■ Exercise goal ■
Identify every line in the records below that contains the word "году", and copy each of those lines.

--- Extracted information ---

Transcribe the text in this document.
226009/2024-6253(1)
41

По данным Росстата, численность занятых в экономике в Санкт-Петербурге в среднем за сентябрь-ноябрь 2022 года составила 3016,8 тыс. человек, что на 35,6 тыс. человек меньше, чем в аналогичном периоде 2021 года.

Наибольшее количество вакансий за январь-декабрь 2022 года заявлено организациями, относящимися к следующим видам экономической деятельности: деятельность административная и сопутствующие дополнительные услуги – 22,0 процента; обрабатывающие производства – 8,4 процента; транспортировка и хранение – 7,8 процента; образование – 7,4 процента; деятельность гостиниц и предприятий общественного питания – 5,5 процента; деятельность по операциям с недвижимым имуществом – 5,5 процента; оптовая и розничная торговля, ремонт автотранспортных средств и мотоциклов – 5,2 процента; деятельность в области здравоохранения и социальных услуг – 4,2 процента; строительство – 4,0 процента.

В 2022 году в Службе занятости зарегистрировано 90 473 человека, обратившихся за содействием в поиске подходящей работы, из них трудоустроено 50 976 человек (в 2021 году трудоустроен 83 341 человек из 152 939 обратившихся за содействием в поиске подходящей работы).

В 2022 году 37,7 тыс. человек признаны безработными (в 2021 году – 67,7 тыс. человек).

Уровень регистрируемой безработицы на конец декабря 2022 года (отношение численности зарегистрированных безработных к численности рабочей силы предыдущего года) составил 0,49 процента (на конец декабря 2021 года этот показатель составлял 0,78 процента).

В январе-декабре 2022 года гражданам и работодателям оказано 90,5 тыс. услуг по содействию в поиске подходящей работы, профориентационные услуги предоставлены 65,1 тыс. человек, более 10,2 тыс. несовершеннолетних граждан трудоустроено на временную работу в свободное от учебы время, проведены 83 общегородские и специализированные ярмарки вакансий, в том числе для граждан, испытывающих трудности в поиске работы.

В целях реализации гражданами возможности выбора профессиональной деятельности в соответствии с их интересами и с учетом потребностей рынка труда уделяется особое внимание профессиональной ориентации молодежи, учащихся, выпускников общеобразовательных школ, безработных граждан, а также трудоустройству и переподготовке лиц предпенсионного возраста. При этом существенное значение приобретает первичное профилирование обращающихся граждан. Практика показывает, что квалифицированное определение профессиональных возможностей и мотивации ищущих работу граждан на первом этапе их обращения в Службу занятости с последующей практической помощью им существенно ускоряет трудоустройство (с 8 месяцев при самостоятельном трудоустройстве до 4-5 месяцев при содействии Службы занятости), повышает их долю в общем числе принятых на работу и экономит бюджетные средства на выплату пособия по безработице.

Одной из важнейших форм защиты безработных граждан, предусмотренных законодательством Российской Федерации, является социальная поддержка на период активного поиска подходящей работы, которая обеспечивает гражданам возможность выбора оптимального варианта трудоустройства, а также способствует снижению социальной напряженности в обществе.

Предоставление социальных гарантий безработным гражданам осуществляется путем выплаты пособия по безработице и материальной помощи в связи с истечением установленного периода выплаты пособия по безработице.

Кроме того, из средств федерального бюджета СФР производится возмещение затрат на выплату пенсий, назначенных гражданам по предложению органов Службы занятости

---

■ Task answer ■
В 2022 году в Службе занятости зарегистрировано 90 473 человека, обратившихся за содействием в поиске подходящей работы, из них трудоустроено 50 976 человек (в 2021 году трудоустроен 83 341 человек из 152 939 обратившихся за содействием в поиске подходящей работы).
В 2022 году 37,7 тыс. человек признаны безработными (в 2021 году – 67,7 тыс. человек).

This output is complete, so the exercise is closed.